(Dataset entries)
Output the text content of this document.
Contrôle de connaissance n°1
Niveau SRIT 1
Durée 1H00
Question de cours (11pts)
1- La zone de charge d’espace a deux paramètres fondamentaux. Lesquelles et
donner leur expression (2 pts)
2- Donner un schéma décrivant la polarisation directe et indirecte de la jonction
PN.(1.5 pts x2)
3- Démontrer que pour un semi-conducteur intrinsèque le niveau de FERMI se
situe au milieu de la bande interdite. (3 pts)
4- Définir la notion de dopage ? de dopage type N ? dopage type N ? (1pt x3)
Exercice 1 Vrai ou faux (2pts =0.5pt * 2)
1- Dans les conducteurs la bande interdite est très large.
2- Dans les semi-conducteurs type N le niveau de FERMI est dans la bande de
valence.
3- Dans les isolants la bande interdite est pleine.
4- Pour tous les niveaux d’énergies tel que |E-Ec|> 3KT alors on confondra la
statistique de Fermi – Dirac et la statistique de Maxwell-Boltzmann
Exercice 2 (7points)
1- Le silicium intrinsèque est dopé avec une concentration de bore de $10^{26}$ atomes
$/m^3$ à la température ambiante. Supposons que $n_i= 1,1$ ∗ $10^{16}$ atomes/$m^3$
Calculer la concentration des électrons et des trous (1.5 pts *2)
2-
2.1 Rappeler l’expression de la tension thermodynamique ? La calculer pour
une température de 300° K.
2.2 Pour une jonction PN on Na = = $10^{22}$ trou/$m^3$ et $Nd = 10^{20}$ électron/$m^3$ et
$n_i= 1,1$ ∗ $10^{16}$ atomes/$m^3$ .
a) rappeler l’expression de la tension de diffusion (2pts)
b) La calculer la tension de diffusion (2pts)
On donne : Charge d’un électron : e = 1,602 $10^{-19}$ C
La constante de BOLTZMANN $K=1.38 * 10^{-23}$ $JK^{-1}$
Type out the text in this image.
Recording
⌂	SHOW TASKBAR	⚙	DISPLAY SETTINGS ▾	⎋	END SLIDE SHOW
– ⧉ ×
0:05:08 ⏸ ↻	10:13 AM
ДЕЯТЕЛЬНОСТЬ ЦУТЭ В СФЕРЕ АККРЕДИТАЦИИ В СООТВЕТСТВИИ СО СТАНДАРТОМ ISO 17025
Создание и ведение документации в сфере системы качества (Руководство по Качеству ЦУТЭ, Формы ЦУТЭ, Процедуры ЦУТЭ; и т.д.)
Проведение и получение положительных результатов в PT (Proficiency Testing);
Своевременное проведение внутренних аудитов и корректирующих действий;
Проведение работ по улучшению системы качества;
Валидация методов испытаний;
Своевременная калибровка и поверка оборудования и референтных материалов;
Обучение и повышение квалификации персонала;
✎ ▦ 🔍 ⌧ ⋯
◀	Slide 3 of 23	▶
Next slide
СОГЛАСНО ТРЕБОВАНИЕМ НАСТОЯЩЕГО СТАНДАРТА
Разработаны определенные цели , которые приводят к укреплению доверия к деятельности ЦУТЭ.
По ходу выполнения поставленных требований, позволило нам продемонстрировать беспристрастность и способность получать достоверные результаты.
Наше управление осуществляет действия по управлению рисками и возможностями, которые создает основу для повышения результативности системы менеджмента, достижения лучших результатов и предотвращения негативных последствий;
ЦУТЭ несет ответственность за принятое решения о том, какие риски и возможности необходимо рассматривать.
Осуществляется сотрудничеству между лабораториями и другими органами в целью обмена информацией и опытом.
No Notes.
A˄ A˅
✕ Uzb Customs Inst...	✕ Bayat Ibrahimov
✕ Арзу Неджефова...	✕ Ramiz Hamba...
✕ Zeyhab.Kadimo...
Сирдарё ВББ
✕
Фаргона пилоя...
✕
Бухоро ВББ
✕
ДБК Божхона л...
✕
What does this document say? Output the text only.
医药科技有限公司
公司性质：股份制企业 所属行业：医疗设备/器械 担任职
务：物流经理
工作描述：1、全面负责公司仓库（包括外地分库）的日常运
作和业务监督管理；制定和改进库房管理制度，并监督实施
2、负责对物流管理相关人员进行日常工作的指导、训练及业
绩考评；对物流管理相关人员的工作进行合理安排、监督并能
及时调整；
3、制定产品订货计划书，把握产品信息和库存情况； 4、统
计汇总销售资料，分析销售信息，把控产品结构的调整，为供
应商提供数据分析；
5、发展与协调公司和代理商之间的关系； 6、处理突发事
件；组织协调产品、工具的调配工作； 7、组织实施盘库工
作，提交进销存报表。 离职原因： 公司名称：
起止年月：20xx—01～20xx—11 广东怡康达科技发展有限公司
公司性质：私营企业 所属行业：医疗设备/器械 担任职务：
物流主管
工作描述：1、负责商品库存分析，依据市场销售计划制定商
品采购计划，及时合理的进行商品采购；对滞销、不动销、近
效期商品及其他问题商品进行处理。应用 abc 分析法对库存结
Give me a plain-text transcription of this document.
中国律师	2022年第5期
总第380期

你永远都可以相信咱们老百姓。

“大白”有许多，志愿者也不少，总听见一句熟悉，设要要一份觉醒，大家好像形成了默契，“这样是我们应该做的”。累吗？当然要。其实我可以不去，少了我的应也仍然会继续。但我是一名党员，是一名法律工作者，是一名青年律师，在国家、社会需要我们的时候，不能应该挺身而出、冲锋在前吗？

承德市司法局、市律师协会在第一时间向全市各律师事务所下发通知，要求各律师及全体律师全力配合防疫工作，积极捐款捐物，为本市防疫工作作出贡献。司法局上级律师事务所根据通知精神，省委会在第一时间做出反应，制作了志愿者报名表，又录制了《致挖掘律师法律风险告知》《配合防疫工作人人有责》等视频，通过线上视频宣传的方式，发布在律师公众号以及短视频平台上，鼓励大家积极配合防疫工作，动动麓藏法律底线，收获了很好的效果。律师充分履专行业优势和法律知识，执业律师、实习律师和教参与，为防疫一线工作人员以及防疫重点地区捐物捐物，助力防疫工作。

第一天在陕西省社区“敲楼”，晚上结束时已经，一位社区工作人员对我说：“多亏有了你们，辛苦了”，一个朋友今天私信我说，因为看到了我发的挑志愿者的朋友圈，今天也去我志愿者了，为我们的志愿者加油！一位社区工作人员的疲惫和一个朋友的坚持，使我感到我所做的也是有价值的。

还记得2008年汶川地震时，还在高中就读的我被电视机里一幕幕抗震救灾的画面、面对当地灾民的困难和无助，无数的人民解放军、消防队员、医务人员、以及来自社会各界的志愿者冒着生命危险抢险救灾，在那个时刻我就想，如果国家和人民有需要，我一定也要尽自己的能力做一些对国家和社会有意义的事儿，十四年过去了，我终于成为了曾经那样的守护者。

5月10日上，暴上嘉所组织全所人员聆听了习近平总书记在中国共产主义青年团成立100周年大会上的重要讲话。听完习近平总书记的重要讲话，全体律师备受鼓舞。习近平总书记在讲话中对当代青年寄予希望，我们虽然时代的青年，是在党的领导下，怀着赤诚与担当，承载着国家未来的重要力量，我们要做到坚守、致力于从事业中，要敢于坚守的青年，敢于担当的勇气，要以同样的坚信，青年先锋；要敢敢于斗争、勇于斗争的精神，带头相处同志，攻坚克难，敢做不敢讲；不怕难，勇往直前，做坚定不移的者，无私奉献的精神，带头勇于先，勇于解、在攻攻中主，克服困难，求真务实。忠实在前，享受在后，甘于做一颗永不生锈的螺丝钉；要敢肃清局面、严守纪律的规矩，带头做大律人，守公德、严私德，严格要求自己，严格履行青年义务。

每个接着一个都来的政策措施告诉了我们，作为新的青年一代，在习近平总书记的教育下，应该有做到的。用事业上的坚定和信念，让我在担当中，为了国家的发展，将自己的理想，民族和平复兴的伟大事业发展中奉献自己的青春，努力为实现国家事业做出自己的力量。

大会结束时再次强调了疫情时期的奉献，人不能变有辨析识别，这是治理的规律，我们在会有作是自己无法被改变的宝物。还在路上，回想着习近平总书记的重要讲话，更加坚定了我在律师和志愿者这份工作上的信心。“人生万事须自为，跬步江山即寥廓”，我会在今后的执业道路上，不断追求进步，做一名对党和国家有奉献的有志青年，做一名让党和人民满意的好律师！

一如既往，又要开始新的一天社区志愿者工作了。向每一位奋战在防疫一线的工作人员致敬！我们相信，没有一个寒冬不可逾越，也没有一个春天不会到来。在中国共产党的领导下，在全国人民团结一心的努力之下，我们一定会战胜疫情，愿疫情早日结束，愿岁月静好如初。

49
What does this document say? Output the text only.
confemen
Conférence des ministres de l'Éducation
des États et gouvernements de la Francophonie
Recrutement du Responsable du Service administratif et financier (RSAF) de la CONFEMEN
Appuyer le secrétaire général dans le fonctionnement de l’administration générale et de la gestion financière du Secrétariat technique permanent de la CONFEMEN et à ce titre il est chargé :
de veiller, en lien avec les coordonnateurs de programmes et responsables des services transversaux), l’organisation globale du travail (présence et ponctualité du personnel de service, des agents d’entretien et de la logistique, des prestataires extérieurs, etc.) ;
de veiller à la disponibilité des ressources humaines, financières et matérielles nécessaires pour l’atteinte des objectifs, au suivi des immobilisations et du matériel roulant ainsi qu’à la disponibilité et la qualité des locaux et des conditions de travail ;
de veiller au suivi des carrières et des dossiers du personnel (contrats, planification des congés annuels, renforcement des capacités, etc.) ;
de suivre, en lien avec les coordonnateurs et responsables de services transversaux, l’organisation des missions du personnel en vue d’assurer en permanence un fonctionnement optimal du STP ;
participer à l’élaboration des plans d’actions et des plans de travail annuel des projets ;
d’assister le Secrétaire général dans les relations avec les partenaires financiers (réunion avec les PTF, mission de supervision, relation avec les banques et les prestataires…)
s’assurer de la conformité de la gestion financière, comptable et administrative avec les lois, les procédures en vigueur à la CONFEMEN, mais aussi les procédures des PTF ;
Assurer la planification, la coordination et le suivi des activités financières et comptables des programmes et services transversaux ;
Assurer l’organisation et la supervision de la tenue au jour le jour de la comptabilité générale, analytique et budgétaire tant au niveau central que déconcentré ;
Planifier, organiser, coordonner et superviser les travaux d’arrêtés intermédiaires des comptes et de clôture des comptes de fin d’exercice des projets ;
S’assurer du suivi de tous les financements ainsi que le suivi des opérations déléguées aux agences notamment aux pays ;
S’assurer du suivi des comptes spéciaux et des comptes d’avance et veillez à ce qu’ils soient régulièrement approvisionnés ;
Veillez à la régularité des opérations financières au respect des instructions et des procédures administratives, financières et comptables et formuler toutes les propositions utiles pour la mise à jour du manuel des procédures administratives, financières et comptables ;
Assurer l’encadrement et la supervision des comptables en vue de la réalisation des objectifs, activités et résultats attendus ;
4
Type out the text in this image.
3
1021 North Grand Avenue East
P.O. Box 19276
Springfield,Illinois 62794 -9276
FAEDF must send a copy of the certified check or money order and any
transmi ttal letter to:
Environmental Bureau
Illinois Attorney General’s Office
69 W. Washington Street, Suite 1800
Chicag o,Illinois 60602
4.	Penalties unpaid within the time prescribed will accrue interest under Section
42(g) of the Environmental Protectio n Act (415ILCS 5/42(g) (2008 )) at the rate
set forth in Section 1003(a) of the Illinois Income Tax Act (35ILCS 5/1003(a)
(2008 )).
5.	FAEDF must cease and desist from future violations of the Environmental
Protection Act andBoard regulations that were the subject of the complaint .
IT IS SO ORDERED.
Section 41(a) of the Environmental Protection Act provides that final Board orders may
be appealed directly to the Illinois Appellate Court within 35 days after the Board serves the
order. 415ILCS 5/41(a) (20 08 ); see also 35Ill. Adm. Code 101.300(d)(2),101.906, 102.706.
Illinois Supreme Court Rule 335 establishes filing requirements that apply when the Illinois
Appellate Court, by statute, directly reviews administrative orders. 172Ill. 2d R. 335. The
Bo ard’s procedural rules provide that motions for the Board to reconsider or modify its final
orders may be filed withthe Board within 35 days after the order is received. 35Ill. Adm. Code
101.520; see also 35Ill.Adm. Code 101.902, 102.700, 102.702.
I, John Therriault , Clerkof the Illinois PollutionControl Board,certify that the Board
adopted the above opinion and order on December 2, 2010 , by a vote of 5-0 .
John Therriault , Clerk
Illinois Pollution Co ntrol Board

**Instruction**
Find each line holding "days". Copy it out.

**Completed exercise**
be appealed directly to the Illinois Appellate Court within 35 days after the Board serves the
orders may be filed withthe Board within 35 days after the order is received. 35Ill. Adm. Code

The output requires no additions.